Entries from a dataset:
-*-*-

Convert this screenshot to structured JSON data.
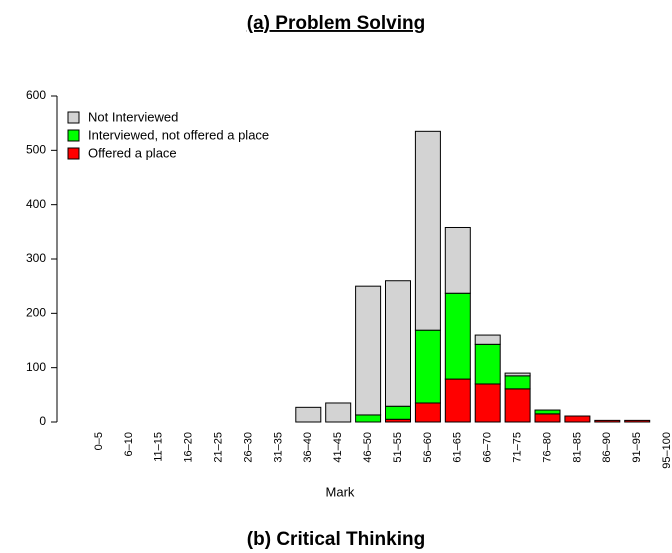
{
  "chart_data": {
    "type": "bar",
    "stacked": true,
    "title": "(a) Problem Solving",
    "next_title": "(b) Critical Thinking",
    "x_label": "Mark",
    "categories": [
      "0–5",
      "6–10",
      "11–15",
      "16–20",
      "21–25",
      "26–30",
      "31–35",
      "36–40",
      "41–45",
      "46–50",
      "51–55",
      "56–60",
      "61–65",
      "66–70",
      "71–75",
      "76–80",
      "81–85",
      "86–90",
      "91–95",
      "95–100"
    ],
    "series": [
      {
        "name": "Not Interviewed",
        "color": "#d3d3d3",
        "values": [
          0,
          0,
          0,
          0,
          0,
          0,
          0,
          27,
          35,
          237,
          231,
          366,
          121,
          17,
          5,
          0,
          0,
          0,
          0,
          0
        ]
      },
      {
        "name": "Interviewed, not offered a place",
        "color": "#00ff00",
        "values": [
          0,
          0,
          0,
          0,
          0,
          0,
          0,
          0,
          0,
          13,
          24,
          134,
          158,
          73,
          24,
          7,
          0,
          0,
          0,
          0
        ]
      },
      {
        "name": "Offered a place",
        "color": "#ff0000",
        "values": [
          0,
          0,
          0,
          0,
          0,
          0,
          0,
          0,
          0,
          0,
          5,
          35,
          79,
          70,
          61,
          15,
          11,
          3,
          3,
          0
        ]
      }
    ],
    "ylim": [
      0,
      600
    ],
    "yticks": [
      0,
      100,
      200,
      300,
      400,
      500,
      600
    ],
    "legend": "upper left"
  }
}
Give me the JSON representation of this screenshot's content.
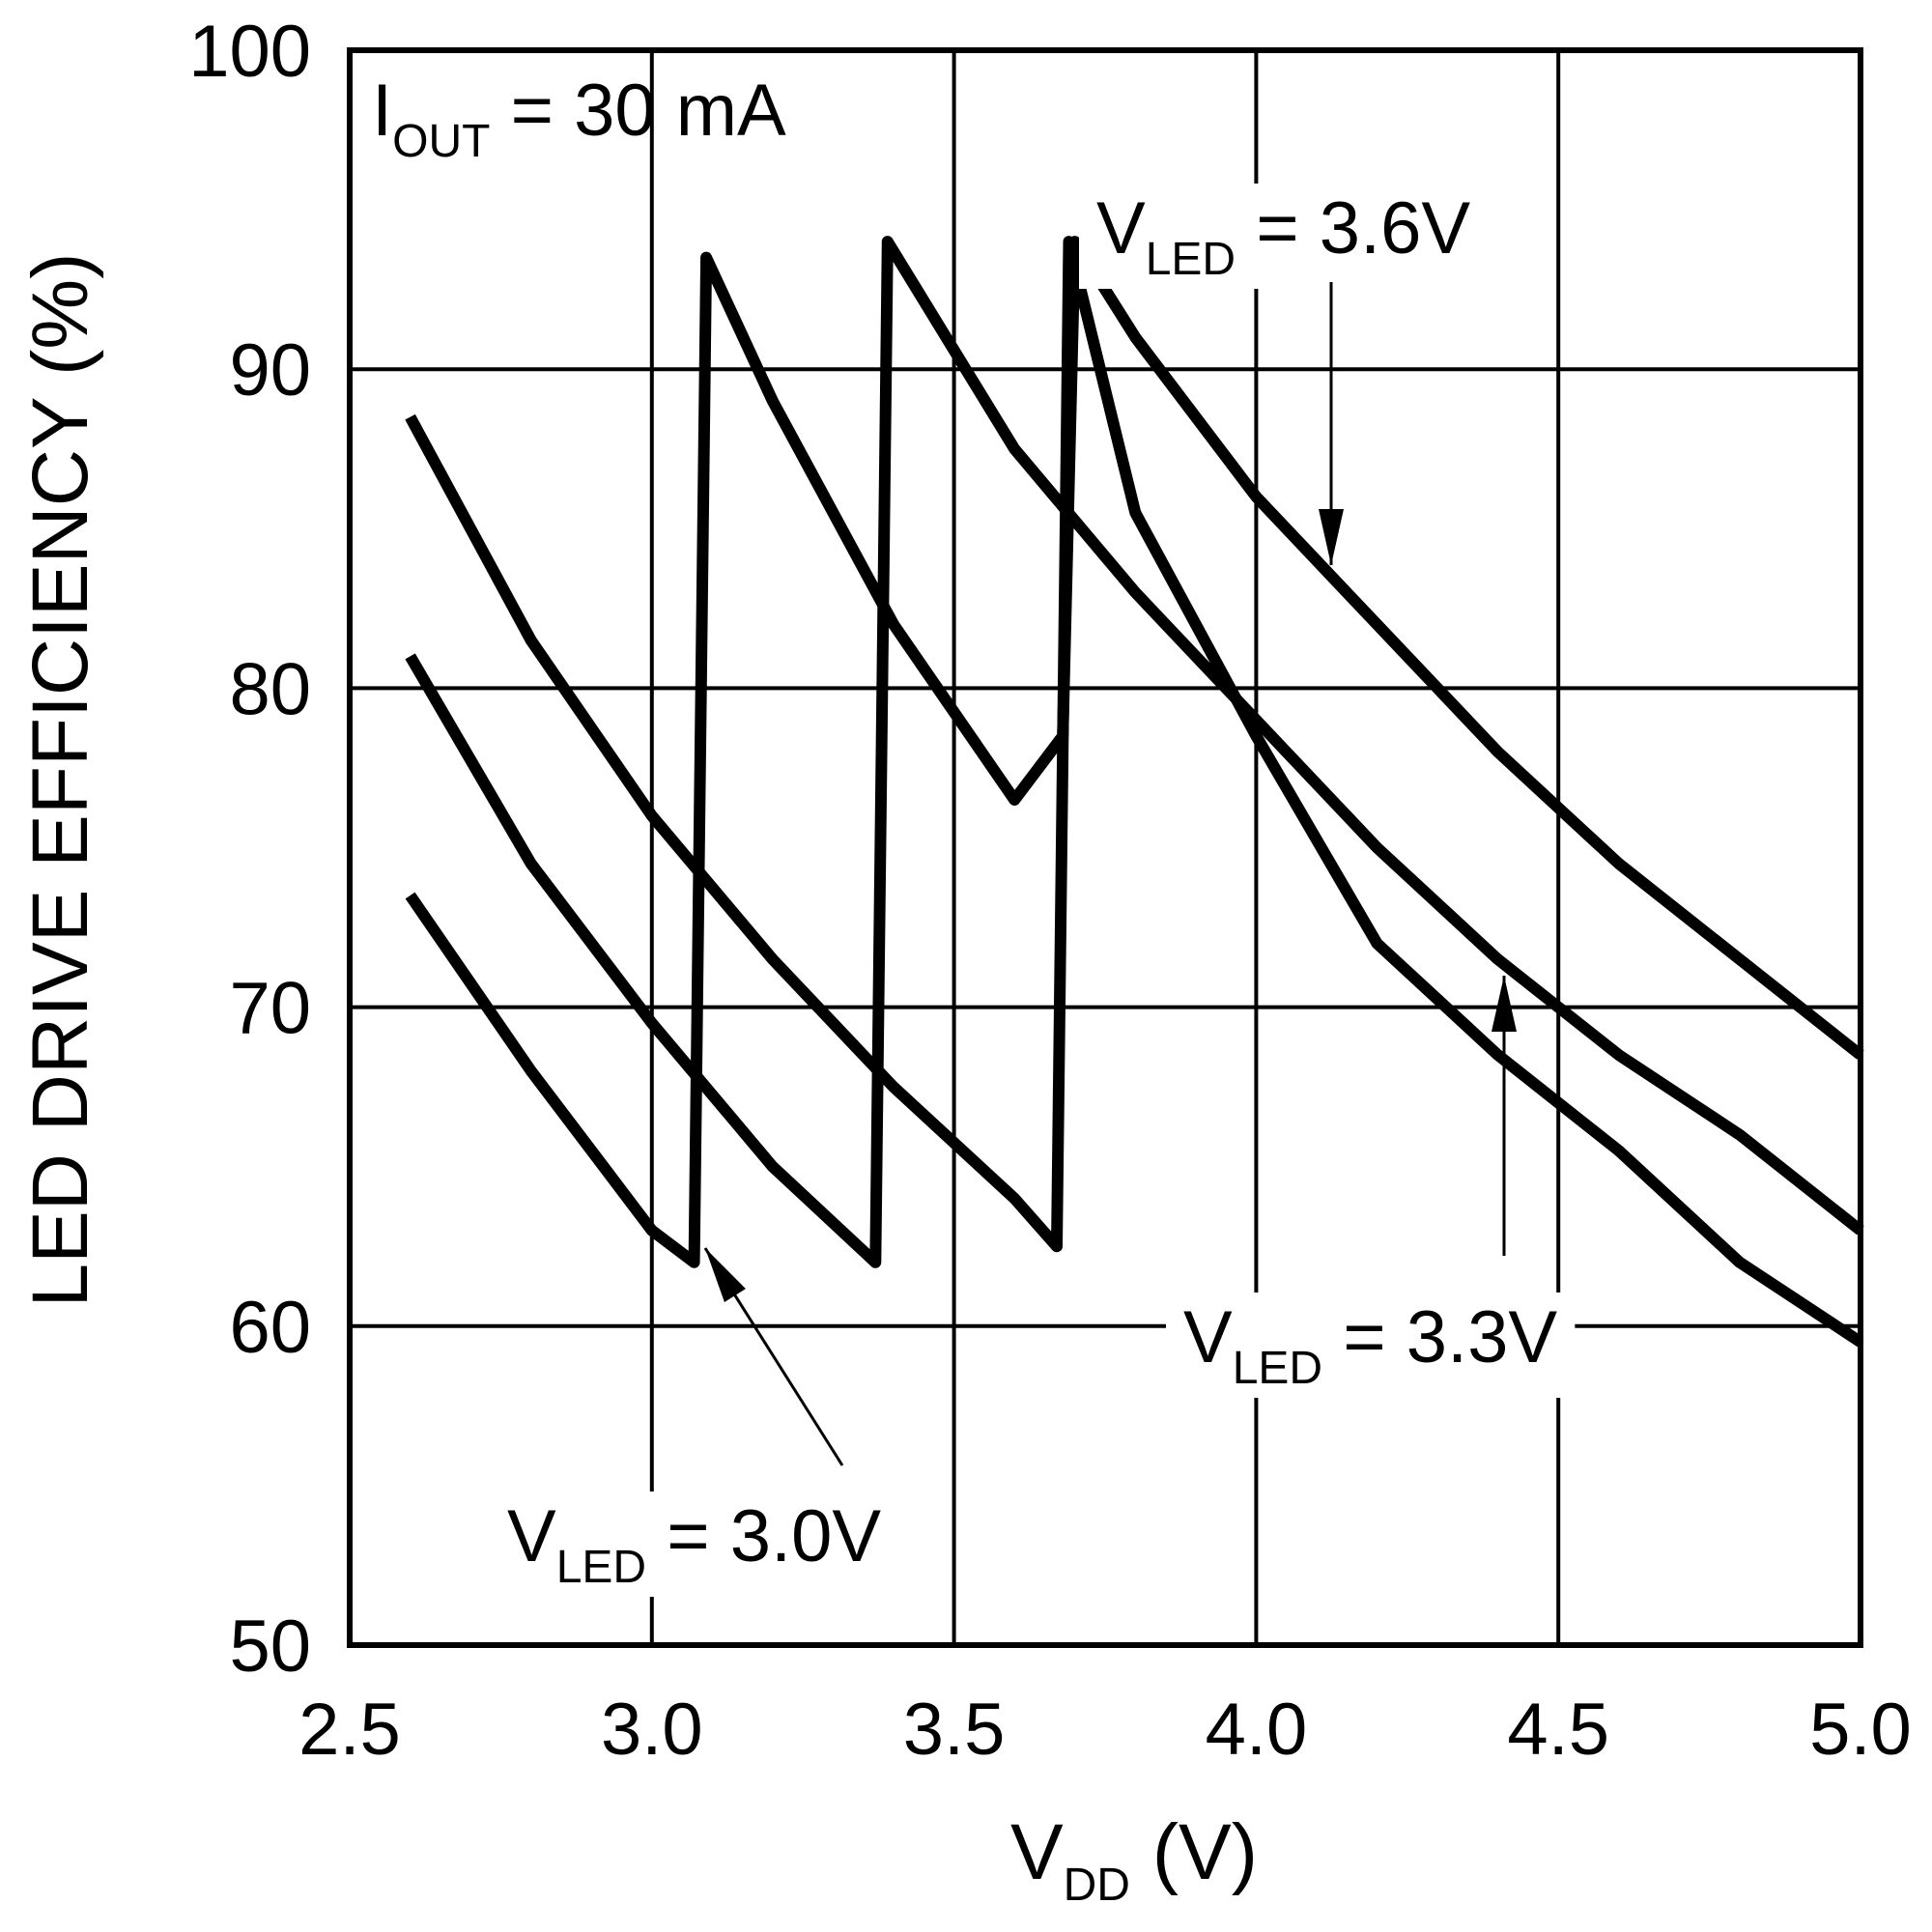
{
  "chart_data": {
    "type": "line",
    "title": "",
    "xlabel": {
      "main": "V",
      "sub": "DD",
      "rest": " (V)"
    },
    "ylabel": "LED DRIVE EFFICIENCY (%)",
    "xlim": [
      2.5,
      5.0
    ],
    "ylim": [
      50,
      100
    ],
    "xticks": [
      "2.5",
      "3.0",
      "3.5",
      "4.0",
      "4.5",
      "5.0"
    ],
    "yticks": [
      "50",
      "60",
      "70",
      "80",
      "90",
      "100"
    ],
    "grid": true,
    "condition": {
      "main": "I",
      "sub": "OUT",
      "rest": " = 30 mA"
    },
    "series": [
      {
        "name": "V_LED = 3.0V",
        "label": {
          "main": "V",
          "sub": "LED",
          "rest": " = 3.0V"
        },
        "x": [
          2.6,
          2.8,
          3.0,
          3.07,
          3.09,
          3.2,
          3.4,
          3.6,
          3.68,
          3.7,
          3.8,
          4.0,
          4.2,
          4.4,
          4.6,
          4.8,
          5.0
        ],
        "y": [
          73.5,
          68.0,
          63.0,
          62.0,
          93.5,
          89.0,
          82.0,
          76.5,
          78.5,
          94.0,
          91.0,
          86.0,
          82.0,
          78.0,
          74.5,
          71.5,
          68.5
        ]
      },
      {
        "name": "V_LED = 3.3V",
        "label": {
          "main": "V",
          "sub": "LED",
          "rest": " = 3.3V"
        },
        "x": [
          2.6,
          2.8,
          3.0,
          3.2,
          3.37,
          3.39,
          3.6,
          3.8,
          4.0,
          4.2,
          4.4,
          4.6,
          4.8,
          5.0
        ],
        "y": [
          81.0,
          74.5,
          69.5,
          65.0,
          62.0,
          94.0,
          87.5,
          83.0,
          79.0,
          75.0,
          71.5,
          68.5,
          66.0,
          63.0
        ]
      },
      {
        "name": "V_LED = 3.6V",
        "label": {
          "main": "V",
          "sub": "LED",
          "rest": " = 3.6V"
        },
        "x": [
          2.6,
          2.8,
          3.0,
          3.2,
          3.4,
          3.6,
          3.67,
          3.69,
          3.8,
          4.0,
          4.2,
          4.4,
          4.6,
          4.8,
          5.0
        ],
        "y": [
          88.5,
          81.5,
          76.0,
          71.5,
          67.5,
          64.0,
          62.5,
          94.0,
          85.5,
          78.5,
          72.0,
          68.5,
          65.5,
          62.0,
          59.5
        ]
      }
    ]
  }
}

-*-*-

Requirements
Search the data for the word "Interviewed" and copy each line where it appears.

Final answer
        "name": "Not Interviewed",
        "name": "Interviewed, not offered a place",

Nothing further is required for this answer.